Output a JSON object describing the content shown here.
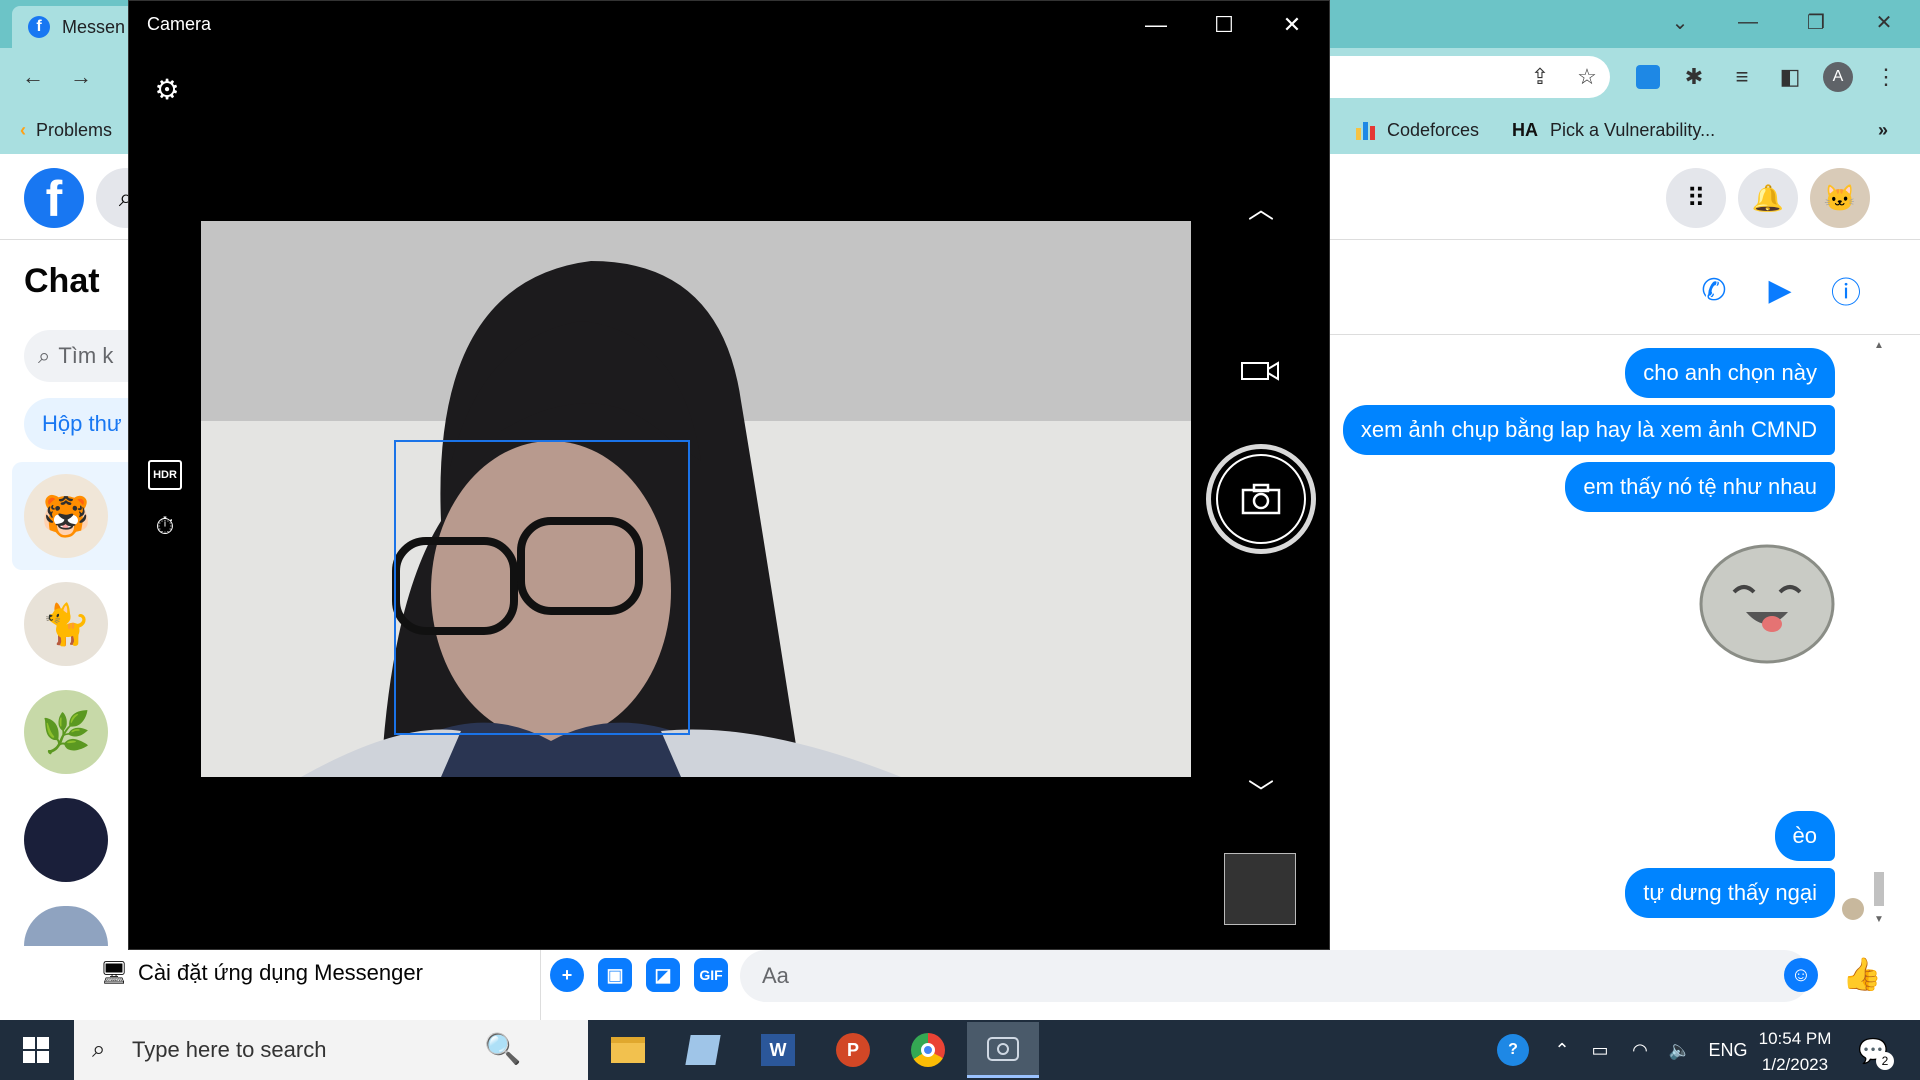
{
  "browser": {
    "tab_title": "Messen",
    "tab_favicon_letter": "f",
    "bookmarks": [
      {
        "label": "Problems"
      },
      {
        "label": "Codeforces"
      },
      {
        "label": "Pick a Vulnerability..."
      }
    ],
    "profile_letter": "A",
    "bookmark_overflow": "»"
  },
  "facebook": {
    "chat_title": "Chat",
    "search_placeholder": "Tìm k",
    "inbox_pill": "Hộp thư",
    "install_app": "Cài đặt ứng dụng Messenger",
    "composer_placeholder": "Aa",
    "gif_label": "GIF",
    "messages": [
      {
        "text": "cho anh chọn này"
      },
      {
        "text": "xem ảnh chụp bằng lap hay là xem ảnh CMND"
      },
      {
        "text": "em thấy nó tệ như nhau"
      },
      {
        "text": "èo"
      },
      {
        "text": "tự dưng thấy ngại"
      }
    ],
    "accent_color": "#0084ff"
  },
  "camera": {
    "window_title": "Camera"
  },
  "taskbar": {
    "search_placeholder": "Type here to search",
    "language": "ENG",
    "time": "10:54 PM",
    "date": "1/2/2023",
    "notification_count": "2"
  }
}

━━━━━━━━━━━━━━━━

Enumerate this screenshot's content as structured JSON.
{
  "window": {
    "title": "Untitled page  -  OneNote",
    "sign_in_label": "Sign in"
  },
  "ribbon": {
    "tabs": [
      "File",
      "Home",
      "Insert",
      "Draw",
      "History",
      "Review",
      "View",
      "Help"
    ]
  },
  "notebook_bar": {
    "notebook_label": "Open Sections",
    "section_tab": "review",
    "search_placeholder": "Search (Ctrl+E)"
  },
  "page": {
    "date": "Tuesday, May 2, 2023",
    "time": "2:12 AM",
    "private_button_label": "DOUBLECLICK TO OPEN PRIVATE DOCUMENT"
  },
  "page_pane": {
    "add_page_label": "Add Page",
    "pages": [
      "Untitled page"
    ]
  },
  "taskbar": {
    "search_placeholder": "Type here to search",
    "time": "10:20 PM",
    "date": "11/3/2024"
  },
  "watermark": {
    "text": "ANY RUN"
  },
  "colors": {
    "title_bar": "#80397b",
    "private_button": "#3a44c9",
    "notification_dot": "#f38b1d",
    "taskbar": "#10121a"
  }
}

━━━━━━━━━━━━━━━━

**What to produce**
Across the entries above, how many lines contain "text"? Provide only the count.

**Task result**
6